-- Exercise input start --
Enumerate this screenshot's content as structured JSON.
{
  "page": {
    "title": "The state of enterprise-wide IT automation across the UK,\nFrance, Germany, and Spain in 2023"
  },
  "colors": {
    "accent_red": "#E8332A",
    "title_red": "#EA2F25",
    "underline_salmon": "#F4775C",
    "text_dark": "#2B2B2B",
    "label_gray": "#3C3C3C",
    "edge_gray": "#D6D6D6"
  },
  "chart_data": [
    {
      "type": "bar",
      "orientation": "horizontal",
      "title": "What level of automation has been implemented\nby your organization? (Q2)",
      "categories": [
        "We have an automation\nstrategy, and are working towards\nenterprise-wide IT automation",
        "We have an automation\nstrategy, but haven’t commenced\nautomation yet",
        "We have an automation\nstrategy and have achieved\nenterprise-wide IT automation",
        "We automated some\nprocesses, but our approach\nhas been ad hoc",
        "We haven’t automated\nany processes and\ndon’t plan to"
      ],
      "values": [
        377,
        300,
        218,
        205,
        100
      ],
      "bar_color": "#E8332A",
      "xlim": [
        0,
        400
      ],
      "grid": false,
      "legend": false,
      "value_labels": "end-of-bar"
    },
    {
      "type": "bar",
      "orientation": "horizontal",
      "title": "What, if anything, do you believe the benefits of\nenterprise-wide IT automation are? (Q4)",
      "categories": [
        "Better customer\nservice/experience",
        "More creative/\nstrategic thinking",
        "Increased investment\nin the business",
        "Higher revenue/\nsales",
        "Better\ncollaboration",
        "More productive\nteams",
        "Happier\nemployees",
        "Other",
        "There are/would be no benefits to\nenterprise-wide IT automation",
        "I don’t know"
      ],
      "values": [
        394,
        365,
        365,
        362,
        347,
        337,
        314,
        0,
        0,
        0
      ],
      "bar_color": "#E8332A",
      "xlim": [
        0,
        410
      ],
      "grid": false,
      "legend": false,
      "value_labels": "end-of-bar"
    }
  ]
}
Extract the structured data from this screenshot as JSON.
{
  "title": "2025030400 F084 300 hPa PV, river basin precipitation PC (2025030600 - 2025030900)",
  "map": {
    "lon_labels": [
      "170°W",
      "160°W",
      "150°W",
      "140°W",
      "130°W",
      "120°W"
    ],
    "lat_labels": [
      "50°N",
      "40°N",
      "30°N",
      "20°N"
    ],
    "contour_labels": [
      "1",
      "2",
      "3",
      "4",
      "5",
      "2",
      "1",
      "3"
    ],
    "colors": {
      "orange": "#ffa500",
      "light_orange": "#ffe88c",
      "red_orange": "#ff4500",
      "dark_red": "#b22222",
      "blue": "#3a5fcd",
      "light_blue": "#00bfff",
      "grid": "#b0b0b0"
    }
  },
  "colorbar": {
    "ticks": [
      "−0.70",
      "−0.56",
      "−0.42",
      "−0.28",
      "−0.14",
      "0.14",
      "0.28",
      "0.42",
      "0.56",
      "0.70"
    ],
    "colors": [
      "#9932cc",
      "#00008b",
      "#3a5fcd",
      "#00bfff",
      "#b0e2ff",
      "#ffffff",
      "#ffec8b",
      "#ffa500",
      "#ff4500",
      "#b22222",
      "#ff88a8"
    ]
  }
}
-- Exercise input end --
• Brief: Copy each line of the data exactly, leaving nothing out.

• Written solution:
Enumerate this screenshot's content as structured JSON.
{
  "page": {
    "title": "The state of enterprise-wide IT automation across the UK,\nFrance, Germany, and Spain in 2023"
  },
  "colors": {
    "accent_red": "#E8332A",
    "title_red": "#EA2F25",
    "underline_salmon": "#F4775C",
    "text_dark": "#2B2B2B",
    "label_gray": "#3C3C3C",
    "edge_gray": "#D6D6D6"
  },
  "chart_data": [
    {
      "type": "bar",
      "orientation": "horizontal",
      "title": "What level of automation has been implemented\nby your organization? (Q2)",
      "categories": [
        "We have an automation\nstrategy, and are working towards\nenterprise-wide IT automation",
        "We have an automation\nstrategy, but haven’t commenced\nautomation yet",
        "We have an automation\nstrategy and have achieved\nenterprise-wide IT automation",
        "We automated some\nprocesses, but our approach\nhas been ad hoc",
        "We haven’t automated\nany processes and\ndon’t plan to"
      ],
      "values": [
        377,
        300,
        218,
        205,
        100
      ],
      "bar_color": "#E8332A",
      "xlim": [
        0,
        400
      ],
      "grid": false,
      "legend": false,
      "value_labels": "end-of-bar"
    },
    {
      "type": "bar",
      "orientation": "horizontal",
      "title": "What, if anything, do you believe the benefits of\nenterprise-wide IT automation are? (Q4)",
      "categories": [
        "Better customer\nservice/experience",
        "More creative/\nstrategic thinking",
        "Increased investment\nin the business",
        "Higher revenue/\nsales",
        "Better\ncollaboration",
        "More productive\nteams",
        "Happier\nemployees",
        "Other",
        "There are/would be no benefits to\nenterprise-wide IT automation",
        "I don’t know"
      ],
      "values": [
        394,
        365,
        365,
        362,
        347,
        337,
        314,
        0,
        0,
        0
      ],
      "bar_color": "#E8332A",
      "xlim": [
        0,
        410
      ],
      "grid": false,
      "legend": false,
      "value_labels": "end-of-bar"
    }
  ]
}
Extract the structured data from this screenshot as JSON.
{
  "title": "2025030400 F084 300 hPa PV, river basin precipitation PC (2025030600 - 2025030900)",
  "map": {
    "lon_labels": [
      "170°W",
      "160°W",
      "150°W",
      "140°W",
      "130°W",
      "120°W"
    ],
    "lat_labels": [
      "50°N",
      "40°N",
      "30°N",
      "20°N"
    ],
    "contour_labels": [
      "1",
      "2",
      "3",
      "4",
      "5",
      "2",
      "1",
      "3"
    ],
    "colors": {
      "orange": "#ffa500",
      "light_orange": "#ffe88c",
      "red_orange": "#ff4500",
      "dark_red": "#b22222",
      "blue": "#3a5fcd",
      "light_blue": "#00bfff",
      "grid": "#b0b0b0"
    }
  },
  "colorbar": {
    "ticks": [
      "−0.70",
      "−0.56",
      "−0.42",
      "−0.28",
      "−0.14",
      "0.14",
      "0.28",
      "0.42",
      "0.56",
      "0.70"
    ],
    "colors": [
      "#9932cc",
      "#00008b",
      "#3a5fcd",
      "#00bfff",
      "#b0e2ff",
      "#ffffff",
      "#ffec8b",
      "#ffa500",
      "#ff4500",
      "#b22222",
      "#ff88a8"
    ]
  }
}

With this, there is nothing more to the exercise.